Locate the lines of the listing below that hold "type", then copy each of them.

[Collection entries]
## Begin

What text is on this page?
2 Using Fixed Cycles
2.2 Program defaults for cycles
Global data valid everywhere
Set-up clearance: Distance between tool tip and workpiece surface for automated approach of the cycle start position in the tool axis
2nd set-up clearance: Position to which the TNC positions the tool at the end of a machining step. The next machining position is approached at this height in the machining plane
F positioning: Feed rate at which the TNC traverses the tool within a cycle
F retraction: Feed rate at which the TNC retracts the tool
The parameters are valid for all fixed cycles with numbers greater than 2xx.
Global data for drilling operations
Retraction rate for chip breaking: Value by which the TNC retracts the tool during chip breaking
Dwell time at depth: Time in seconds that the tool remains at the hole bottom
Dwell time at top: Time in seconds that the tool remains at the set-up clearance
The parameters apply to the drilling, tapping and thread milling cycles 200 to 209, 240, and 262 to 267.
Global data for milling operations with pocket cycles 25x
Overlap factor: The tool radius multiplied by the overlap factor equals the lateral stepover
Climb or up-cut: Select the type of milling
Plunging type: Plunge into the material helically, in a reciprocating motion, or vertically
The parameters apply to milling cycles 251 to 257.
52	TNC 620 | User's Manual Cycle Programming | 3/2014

## End

## Full response:
Climb or up-cut: Select the type of milling
Plunging type: Plunge into the material helically, in a reciprocating motion, or vertically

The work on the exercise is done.